Keep the wording of each record exactly the same when you repeat it, and leave out pictures.

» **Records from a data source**
=-=-=

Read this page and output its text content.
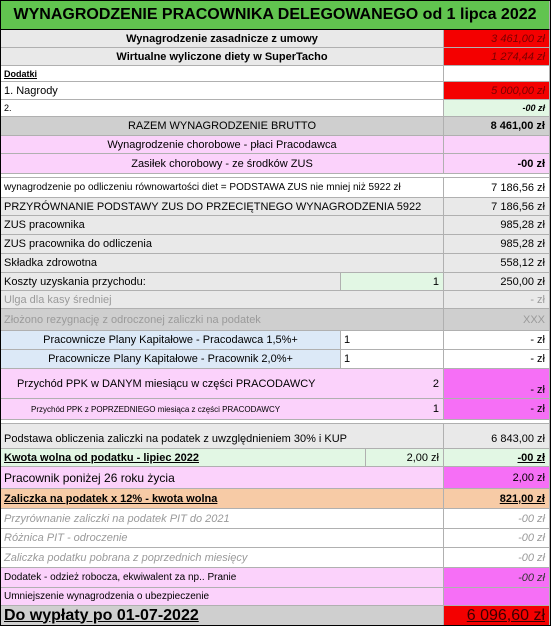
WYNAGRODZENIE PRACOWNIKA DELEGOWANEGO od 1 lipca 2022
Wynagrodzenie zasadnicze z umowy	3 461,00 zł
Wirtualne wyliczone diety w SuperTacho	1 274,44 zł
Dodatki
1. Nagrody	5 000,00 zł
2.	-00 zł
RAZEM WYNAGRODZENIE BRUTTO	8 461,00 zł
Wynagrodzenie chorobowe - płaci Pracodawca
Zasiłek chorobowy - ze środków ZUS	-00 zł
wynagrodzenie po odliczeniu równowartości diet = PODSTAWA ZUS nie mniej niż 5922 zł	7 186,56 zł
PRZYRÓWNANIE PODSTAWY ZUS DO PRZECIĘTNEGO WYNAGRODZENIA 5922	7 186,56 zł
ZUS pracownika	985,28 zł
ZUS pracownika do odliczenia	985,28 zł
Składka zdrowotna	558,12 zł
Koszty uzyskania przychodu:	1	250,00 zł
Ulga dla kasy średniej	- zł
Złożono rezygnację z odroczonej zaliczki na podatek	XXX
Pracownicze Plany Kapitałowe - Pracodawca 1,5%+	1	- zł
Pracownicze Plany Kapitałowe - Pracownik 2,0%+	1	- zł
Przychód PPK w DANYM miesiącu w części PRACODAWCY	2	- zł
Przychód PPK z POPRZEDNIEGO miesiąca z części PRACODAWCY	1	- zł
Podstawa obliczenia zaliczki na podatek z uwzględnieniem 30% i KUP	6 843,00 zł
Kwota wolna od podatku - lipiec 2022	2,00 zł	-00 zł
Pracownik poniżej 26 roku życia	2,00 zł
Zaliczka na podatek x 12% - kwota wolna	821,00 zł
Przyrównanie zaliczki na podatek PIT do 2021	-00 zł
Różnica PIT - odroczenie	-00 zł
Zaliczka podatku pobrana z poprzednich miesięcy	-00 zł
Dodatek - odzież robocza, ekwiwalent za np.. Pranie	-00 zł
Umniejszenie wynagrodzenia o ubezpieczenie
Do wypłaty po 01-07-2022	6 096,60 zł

=-=-=

» **Finished task**
Read this page and output its text content.
WYNAGRODZENIE PRACOWNIKA DELEGOWANEGO od 1 lipca 2022
Wynagrodzenie zasadnicze z umowy	3 461,00 zł
Wirtualne wyliczone diety w SuperTacho	1 274,44 zł
Dodatki
1. Nagrody	5 000,00 zł
2.	-00 zł
RAZEM WYNAGRODZENIE BRUTTO	8 461,00 zł
Wynagrodzenie chorobowe - płaci Pracodawca
Zasiłek chorobowy - ze środków ZUS	-00 zł
wynagrodzenie po odliczeniu równowartości diet = PODSTAWA ZUS nie mniej niż 5922 zł	7 186,56 zł
PRZYRÓWNANIE PODSTAWY ZUS DO PRZECIĘTNEGO WYNAGRODZENIA 5922	7 186,56 zł
ZUS pracownika	985,28 zł
ZUS pracownika do odliczenia	985,28 zł
Składka zdrowotna	558,12 zł
Koszty uzyskania przychodu:	1	250,00 zł
Ulga dla kasy średniej	- zł
Złożono rezygnację z odroczonej zaliczki na podatek	XXX
Pracownicze Plany Kapitałowe - Pracodawca 1,5%+	1	- zł
Pracownicze Plany Kapitałowe - Pracownik 2,0%+	1	- zł
Przychód PPK w DANYM miesiącu w części PRACODAWCY	2	- zł
Przychód PPK z POPRZEDNIEGO miesiąca z części PRACODAWCY	1	- zł
Podstawa obliczenia zaliczki na podatek z uwzględnieniem 30% i KUP	6 843,00 zł
Kwota wolna od podatku - lipiec 2022	2,00 zł	-00 zł
Pracownik poniżej 26 roku życia	2,00 zł
Zaliczka na podatek x 12% - kwota wolna	821,00 zł
Przyrównanie zaliczki na podatek PIT do 2021	-00 zł
Różnica PIT - odroczenie	-00 zł
Zaliczka podatku pobrana z poprzednich miesięcy	-00 zł
Dodatek - odzież robocza, ekwiwalent za np.. Pranie	-00 zł
Umniejszenie wynagrodzenia o ubezpieczenie
Do wypłaty po 01-07-2022	6 096,60 zł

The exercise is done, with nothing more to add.